### TASK REQUIREMENTS
Only the pictures stay out; every record is to be quoted exactly.

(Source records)
+ + + +
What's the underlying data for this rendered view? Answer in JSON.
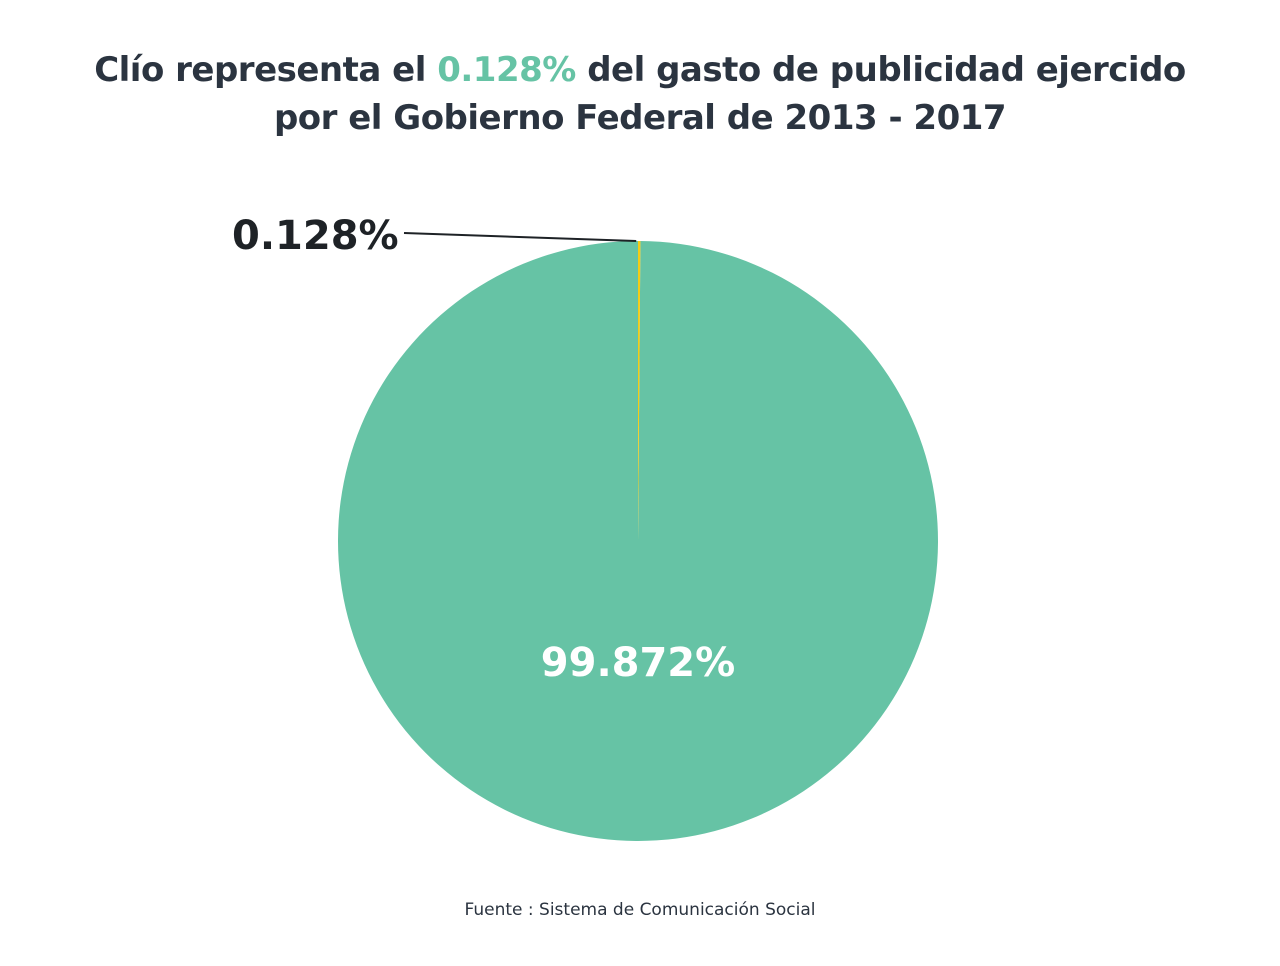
{
  "title": {
    "part1": "Clío representa el ",
    "highlight": "0.128%",
    "part2": " del gasto de publicidad ejercido",
    "line2": "por el Gobierno Federal de 2013 - 2017"
  },
  "chart_data": {
    "type": "pie",
    "slices": [
      {
        "label": "0.128%",
        "value": 0.128,
        "color": "#f5cc14"
      },
      {
        "label": "99.872%",
        "value": 99.872,
        "color": "#66c3a5"
      }
    ]
  },
  "source": "Fuente : Sistema de Comunicación Social",
  "colors": {
    "title": "#2b3440",
    "accent": "#66c3a5",
    "small_slice": "#f5cc14",
    "large_slice": "#66c3a5"
  }
}
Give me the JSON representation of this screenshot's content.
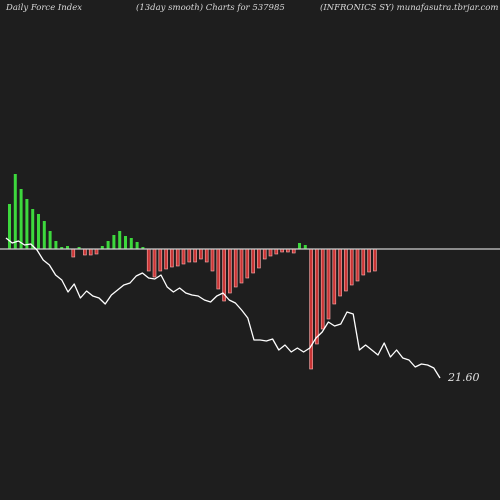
{
  "header": {
    "left": "Daily Force  Index",
    "center": "(13day smooth) Charts for 537985",
    "right": "(INFRONICS SY) munafasutra.tbrjar.com"
  },
  "chart_data": {
    "type": "bar",
    "title": "",
    "zero_line": 0,
    "ylim": [
      -13,
      8
    ],
    "bar_color_positive": "#3dd83d",
    "bar_color_negative": "#e63a3a",
    "series": [
      {
        "name": "",
        "type": "bar",
        "values": [
          4.5,
          7.5,
          6.0,
          5.0,
          4.0,
          3.5,
          2.8,
          1.8,
          0.8,
          0.2,
          0.3,
          -0.8,
          0.2,
          -0.6,
          -0.6,
          -0.5,
          0.3,
          0.8,
          1.4,
          1.8,
          1.3,
          1.1,
          0.7,
          0.2,
          -2.2,
          -2.8,
          -2.2,
          -2.0,
          -1.8,
          -1.7,
          -1.5,
          -1.3,
          -1.3,
          -1.0,
          -1.3,
          -2.2,
          -4.0,
          -5.2,
          -4.4,
          -3.8,
          -3.4,
          -2.9,
          -2.4,
          -1.9,
          -1.0,
          -0.7,
          -0.5,
          -0.3,
          -0.3,
          -0.4,
          0.6,
          0.4,
          -12.0,
          -9.5,
          -8.0,
          -7.0,
          -5.5,
          -4.7,
          -4.2,
          -3.6,
          -3.2,
          -2.6,
          -2.3,
          -2.2
        ]
      },
      {
        "name": "",
        "type": "line",
        "color": "#ffffff",
        "values": [
          238,
          243,
          241,
          245,
          244,
          250,
          260,
          265,
          275,
          280,
          292,
          284,
          298,
          291,
          296,
          298,
          304,
          295,
          290,
          285,
          283,
          276,
          273,
          278,
          279,
          275,
          287,
          292,
          288,
          293,
          295,
          296,
          300,
          302,
          296,
          293,
          300,
          303,
          310,
          318,
          340,
          340,
          341,
          339,
          350,
          345,
          352,
          348,
          352,
          348,
          338,
          332,
          322,
          326,
          324,
          312,
          314,
          350,
          345,
          350,
          355,
          343,
          357,
          350,
          358,
          360,
          367,
          364,
          365,
          368,
          378
        ]
      }
    ],
    "last_value_label": "21.60"
  }
}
+ + + +
### SOLUTION TO THIS TASK
What's the underlying data for this rendered view? Answer in JSON.
{
  "title": {
    "part1": "Clío representa el ",
    "highlight": "0.128%",
    "part2": " del gasto de publicidad ejercido",
    "line2": "por el Gobierno Federal de 2013 - 2017"
  },
  "chart_data": {
    "type": "pie",
    "slices": [
      {
        "label": "0.128%",
        "value": 0.128,
        "color": "#f5cc14"
      },
      {
        "label": "99.872%",
        "value": 99.872,
        "color": "#66c3a5"
      }
    ]
  },
  "source": "Fuente : Sistema de Comunicación Social",
  "colors": {
    "title": "#2b3440",
    "accent": "#66c3a5",
    "small_slice": "#f5cc14",
    "large_slice": "#66c3a5"
  }
}
Give me the JSON representation of this screenshot's content.
{
  "header": {
    "left": "Daily Force  Index",
    "center": "(13day smooth) Charts for 537985",
    "right": "(INFRONICS SY) munafasutra.tbrjar.com"
  },
  "chart_data": {
    "type": "bar",
    "title": "",
    "zero_line": 0,
    "ylim": [
      -13,
      8
    ],
    "bar_color_positive": "#3dd83d",
    "bar_color_negative": "#e63a3a",
    "series": [
      {
        "name": "",
        "type": "bar",
        "values": [
          4.5,
          7.5,
          6.0,
          5.0,
          4.0,
          3.5,
          2.8,
          1.8,
          0.8,
          0.2,
          0.3,
          -0.8,
          0.2,
          -0.6,
          -0.6,
          -0.5,
          0.3,
          0.8,
          1.4,
          1.8,
          1.3,
          1.1,
          0.7,
          0.2,
          -2.2,
          -2.8,
          -2.2,
          -2.0,
          -1.8,
          -1.7,
          -1.5,
          -1.3,
          -1.3,
          -1.0,
          -1.3,
          -2.2,
          -4.0,
          -5.2,
          -4.4,
          -3.8,
          -3.4,
          -2.9,
          -2.4,
          -1.9,
          -1.0,
          -0.7,
          -0.5,
          -0.3,
          -0.3,
          -0.4,
          0.6,
          0.4,
          -12.0,
          -9.5,
          -8.0,
          -7.0,
          -5.5,
          -4.7,
          -4.2,
          -3.6,
          -3.2,
          -2.6,
          -2.3,
          -2.2
        ]
      },
      {
        "name": "",
        "type": "line",
        "color": "#ffffff",
        "values": [
          238,
          243,
          241,
          245,
          244,
          250,
          260,
          265,
          275,
          280,
          292,
          284,
          298,
          291,
          296,
          298,
          304,
          295,
          290,
          285,
          283,
          276,
          273,
          278,
          279,
          275,
          287,
          292,
          288,
          293,
          295,
          296,
          300,
          302,
          296,
          293,
          300,
          303,
          310,
          318,
          340,
          340,
          341,
          339,
          350,
          345,
          352,
          348,
          352,
          348,
          338,
          332,
          322,
          326,
          324,
          312,
          314,
          350,
          345,
          350,
          355,
          343,
          357,
          350,
          358,
          360,
          367,
          364,
          365,
          368,
          378
        ]
      }
    ],
    "last_value_label": "21.60"
  }
}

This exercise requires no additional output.